===== DATA FOR THE TASK =====
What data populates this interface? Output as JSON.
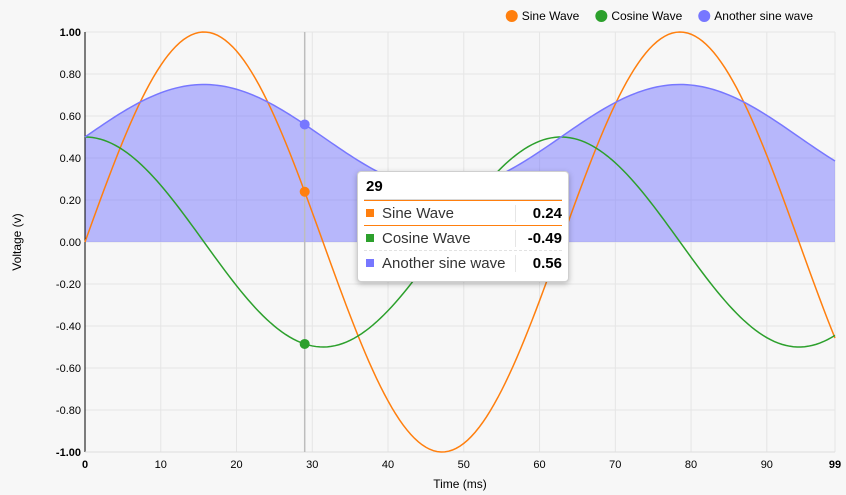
{
  "chart_data": {
    "type": "line",
    "xlabel": "Time (ms)",
    "ylabel": "Voltage (v)",
    "xlim": [
      0,
      99
    ],
    "ylim": [
      -1,
      1
    ],
    "x_ticks": [
      "0",
      "10",
      "20",
      "30",
      "40",
      "50",
      "60",
      "70",
      "80",
      "90",
      "99"
    ],
    "y_ticks": [
      "1.00",
      "0.80",
      "0.60",
      "0.40",
      "0.20",
      "0.00",
      "-0.20",
      "-0.40",
      "-0.60",
      "-0.80",
      "-1.00"
    ],
    "grid": true,
    "legend_position": "top-right",
    "series": [
      {
        "name": "Sine Wave",
        "color": "#ff7f0e",
        "function": "sin(x/10)",
        "area": false
      },
      {
        "name": "Cosine Wave",
        "color": "#2ca02c",
        "function": "0.5*cos(x/10)",
        "area": false
      },
      {
        "name": "Another sine wave",
        "color": "#7777ff",
        "function": "0.25*sin(x/10)+0.5",
        "area": true
      }
    ],
    "hover": {
      "x": 29,
      "header": "29",
      "rows": [
        {
          "name": "Sine Wave",
          "value": "0.24",
          "color": "#ff7f0e"
        },
        {
          "name": "Cosine Wave",
          "value": "-0.49",
          "color": "#2ca02c"
        },
        {
          "name": "Another sine wave",
          "value": "0.56",
          "color": "#7777ff"
        }
      ]
    }
  }
}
=====
Copy out each line exactly, without the pictures.

• _REPLY_:
What data populates this interface? Output as JSON.
{
  "chart_data": {
    "type": "line",
    "xlabel": "Time (ms)",
    "ylabel": "Voltage (v)",
    "xlim": [
      0,
      99
    ],
    "ylim": [
      -1,
      1
    ],
    "x_ticks": [
      "0",
      "10",
      "20",
      "30",
      "40",
      "50",
      "60",
      "70",
      "80",
      "90",
      "99"
    ],
    "y_ticks": [
      "1.00",
      "0.80",
      "0.60",
      "0.40",
      "0.20",
      "0.00",
      "-0.20",
      "-0.40",
      "-0.60",
      "-0.80",
      "-1.00"
    ],
    "grid": true,
    "legend_position": "top-right",
    "series": [
      {
        "name": "Sine Wave",
        "color": "#ff7f0e",
        "function": "sin(x/10)",
        "area": false
      },
      {
        "name": "Cosine Wave",
        "color": "#2ca02c",
        "function": "0.5*cos(x/10)",
        "area": false
      },
      {
        "name": "Another sine wave",
        "color": "#7777ff",
        "function": "0.25*sin(x/10)+0.5",
        "area": true
      }
    ],
    "hover": {
      "x": 29,
      "header": "29",
      "rows": [
        {
          "name": "Sine Wave",
          "value": "0.24",
          "color": "#ff7f0e"
        },
        {
          "name": "Cosine Wave",
          "value": "-0.49",
          "color": "#2ca02c"
        },
        {
          "name": "Another sine wave",
          "value": "0.56",
          "color": "#7777ff"
        }
      ]
    }
  }
}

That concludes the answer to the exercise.